DIRECTIVE: Which lines in the records below contain the word "RUSTICANA"? Copy each one out.

** Start SUPPLIED MATERIAL **

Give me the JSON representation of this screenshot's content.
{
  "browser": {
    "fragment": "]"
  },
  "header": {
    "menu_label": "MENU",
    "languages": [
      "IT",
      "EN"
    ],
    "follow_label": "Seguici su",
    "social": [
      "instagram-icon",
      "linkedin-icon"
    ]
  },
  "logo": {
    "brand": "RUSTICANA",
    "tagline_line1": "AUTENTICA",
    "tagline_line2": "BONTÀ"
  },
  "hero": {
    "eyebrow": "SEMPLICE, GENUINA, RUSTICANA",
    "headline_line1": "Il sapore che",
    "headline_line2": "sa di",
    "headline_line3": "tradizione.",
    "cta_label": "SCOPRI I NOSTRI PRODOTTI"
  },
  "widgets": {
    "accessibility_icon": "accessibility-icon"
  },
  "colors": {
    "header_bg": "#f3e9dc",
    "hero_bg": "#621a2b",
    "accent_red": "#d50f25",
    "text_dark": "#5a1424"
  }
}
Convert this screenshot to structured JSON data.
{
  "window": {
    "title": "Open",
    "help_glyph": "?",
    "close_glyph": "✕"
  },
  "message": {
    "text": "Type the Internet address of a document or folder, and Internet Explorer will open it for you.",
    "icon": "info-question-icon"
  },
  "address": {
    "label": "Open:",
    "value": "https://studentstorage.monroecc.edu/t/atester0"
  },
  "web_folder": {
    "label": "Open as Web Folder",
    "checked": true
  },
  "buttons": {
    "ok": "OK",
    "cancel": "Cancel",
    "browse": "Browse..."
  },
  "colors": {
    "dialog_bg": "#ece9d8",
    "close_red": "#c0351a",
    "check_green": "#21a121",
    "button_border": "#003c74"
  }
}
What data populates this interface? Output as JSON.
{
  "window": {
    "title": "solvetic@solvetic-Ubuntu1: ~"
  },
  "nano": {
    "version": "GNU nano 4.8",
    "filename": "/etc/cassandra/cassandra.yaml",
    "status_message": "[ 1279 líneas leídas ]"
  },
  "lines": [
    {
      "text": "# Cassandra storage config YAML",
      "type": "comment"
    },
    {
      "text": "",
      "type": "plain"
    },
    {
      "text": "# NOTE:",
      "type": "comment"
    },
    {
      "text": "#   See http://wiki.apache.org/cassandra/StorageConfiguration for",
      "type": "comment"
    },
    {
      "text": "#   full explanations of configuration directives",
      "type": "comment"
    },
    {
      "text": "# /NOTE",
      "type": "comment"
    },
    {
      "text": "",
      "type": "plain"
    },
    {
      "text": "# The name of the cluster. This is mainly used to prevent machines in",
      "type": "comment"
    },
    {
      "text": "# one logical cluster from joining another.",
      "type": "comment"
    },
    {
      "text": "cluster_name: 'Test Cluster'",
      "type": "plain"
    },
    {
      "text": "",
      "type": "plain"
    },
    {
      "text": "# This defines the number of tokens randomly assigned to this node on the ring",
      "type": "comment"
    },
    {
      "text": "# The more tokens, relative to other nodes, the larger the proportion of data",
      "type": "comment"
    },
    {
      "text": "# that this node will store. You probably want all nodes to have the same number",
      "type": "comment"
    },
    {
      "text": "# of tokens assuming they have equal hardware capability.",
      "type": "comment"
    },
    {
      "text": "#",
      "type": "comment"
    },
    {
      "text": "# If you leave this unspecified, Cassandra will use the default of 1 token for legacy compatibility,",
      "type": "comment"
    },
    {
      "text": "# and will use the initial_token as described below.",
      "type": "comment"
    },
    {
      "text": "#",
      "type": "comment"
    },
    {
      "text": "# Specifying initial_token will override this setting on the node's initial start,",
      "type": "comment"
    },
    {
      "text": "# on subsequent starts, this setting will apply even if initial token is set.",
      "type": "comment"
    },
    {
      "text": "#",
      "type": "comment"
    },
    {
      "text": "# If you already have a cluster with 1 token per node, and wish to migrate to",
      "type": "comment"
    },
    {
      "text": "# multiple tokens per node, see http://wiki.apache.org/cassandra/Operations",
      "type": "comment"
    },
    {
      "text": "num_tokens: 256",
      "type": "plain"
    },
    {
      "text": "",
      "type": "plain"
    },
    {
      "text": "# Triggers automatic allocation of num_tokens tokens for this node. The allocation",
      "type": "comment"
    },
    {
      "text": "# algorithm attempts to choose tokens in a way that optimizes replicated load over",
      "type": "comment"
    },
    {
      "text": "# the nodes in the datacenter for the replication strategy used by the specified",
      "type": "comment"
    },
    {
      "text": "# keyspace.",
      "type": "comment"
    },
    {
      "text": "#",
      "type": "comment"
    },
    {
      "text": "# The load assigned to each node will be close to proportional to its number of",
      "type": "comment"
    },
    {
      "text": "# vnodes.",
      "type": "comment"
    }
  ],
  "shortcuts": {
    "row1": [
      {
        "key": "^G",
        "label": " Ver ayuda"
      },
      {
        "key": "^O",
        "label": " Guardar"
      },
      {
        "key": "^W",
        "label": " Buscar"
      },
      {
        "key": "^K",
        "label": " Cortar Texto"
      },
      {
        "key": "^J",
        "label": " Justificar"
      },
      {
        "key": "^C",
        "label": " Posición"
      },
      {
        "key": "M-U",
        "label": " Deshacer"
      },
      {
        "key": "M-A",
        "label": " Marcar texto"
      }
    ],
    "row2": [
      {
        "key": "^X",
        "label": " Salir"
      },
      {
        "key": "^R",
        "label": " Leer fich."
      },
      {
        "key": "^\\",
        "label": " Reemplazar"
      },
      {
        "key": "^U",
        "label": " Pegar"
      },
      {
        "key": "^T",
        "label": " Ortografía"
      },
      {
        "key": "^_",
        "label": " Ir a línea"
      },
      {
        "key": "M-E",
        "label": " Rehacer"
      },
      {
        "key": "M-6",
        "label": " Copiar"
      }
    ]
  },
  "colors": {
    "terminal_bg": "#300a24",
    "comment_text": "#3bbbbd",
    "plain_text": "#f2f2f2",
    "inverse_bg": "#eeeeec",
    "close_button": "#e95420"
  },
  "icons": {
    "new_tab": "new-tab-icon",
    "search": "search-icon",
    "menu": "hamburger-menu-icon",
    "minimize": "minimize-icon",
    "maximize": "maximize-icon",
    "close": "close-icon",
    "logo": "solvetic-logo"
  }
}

** End SUPPLIED MATERIAL **

TASK RESPONSE:
    "brand": "RUSTICANA",
    "eyebrow": "SEMPLICE, GENUINA, RUSTICANA",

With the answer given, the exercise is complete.